Gather every line of the entries that includes the word "Glyph".

====== PROVIDED RECORDS ======

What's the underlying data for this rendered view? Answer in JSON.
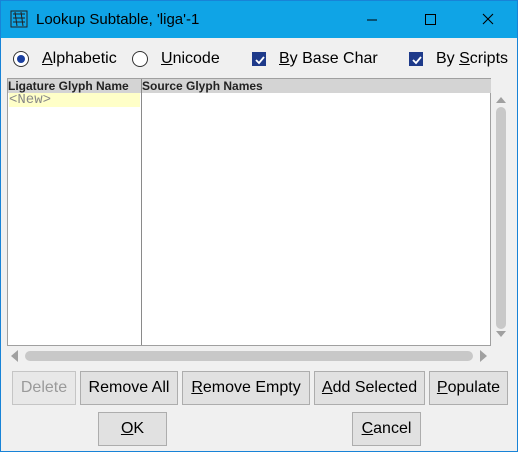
{
  "window": {
    "title": "Lookup Subtable, 'liga'-1",
    "title_bar_color": "#0fa4e6",
    "icons": [
      "app-icon",
      "minimize-icon",
      "maximize-icon",
      "close-icon"
    ]
  },
  "options": {
    "alphabetic": {
      "label": "Alphabetic",
      "mnemonic": "A",
      "rest": "lphabetic",
      "checked": true
    },
    "unicode": {
      "label": "Unicode",
      "mnemonic": "U",
      "rest": "nicode",
      "checked": false
    },
    "by_base_char": {
      "label": "By Base Char",
      "mnemonic": "B",
      "rest": "y Base Char",
      "checked": true
    },
    "by_scripts": {
      "label": "By Scripts",
      "prefix": "By ",
      "mnemonic": "S",
      "rest": "cripts",
      "checked": true
    }
  },
  "table": {
    "columns": [
      "Ligature Glyph Name",
      "Source Glyph Names"
    ],
    "rows": [
      {
        "ligature": "<New>",
        "sources": ""
      }
    ],
    "new_row_color": "#ffffc8"
  },
  "buttons": {
    "delete": {
      "label": "Delete",
      "enabled": false
    },
    "remove_all": {
      "label": "Remove All"
    },
    "remove_empty": {
      "label": "Remove Empty",
      "mnemonic": "R",
      "rest": "emove Empty"
    },
    "add_selected": {
      "label": "Add Selected",
      "mnemonic": "A",
      "rest": "dd Selected"
    },
    "populate": {
      "label": "Populate",
      "mnemonic": "P",
      "rest": "opulate"
    },
    "ok": {
      "label": "OK",
      "mnemonic": "O",
      "rest": "K"
    },
    "cancel": {
      "label": "Cancel",
      "mnemonic": "C",
      "rest": "ancel"
    }
  },
  "colors": {
    "checkbox_fill": "#1e3a8a",
    "radio_dot": "#1a3fa0"
  }
}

======

** REPLY TO THE TASK **
      "Ligature Glyph Name",
      "Source Glyph Names"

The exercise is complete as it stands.